◆ EXERCISE DESCRIPTION ◆
Below is a block of records: output all of them exactly and leave out the pictures.

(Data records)
________________

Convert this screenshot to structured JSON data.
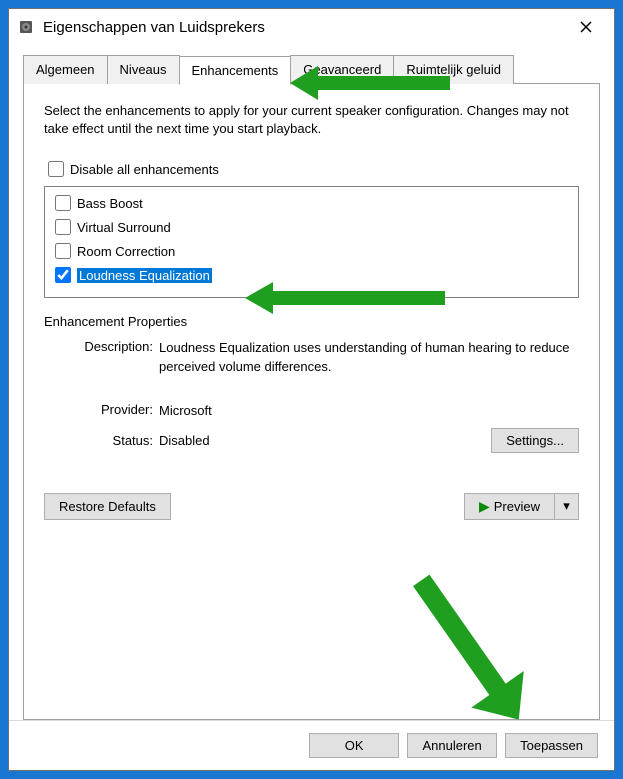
{
  "window": {
    "title": "Eigenschappen van Luidsprekers"
  },
  "tabs": {
    "t0": "Algemeen",
    "t1": "Niveaus",
    "t2": "Enhancements",
    "t3": "Geavanceerd",
    "t4": "Ruimtelijk geluid"
  },
  "panel": {
    "intro": "Select the enhancements to apply for your current speaker configuration. Changes may not take effect until the next time you start playback.",
    "disable_all_label": "Disable all enhancements",
    "items": {
      "bass": "Bass Boost",
      "vs": "Virtual Surround",
      "rc": "Room Correction",
      "le": "Loudness Equalization"
    },
    "props_heading": "Enhancement Properties",
    "desc_label": "Description:",
    "desc_value": "Loudness Equalization uses understanding of human hearing to reduce perceived volume differences.",
    "provider_label": "Provider:",
    "provider_value": "Microsoft",
    "status_label": "Status:",
    "status_value": "Disabled",
    "settings_btn": "Settings...",
    "restore_btn": "Restore Defaults",
    "preview_btn": "Preview"
  },
  "buttons": {
    "ok": "OK",
    "cancel": "Annuleren",
    "apply": "Toepassen"
  }
}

________________

◆ TASK RESULT ◆
Convert this screenshot to structured JSON data.
{
  "window": {
    "title": "Eigenschappen van Luidsprekers"
  },
  "tabs": {
    "t0": "Algemeen",
    "t1": "Niveaus",
    "t2": "Enhancements",
    "t3": "Geavanceerd",
    "t4": "Ruimtelijk geluid"
  },
  "panel": {
    "intro": "Select the enhancements to apply for your current speaker configuration. Changes may not take effect until the next time you start playback.",
    "disable_all_label": "Disable all enhancements",
    "items": {
      "bass": "Bass Boost",
      "vs": "Virtual Surround",
      "rc": "Room Correction",
      "le": "Loudness Equalization"
    },
    "props_heading": "Enhancement Properties",
    "desc_label": "Description:",
    "desc_value": "Loudness Equalization uses understanding of human hearing to reduce perceived volume differences.",
    "provider_label": "Provider:",
    "provider_value": "Microsoft",
    "status_label": "Status:",
    "status_value": "Disabled",
    "settings_btn": "Settings...",
    "restore_btn": "Restore Defaults",
    "preview_btn": "Preview"
  },
  "buttons": {
    "ok": "OK",
    "cancel": "Annuleren",
    "apply": "Toepassen"
  }
}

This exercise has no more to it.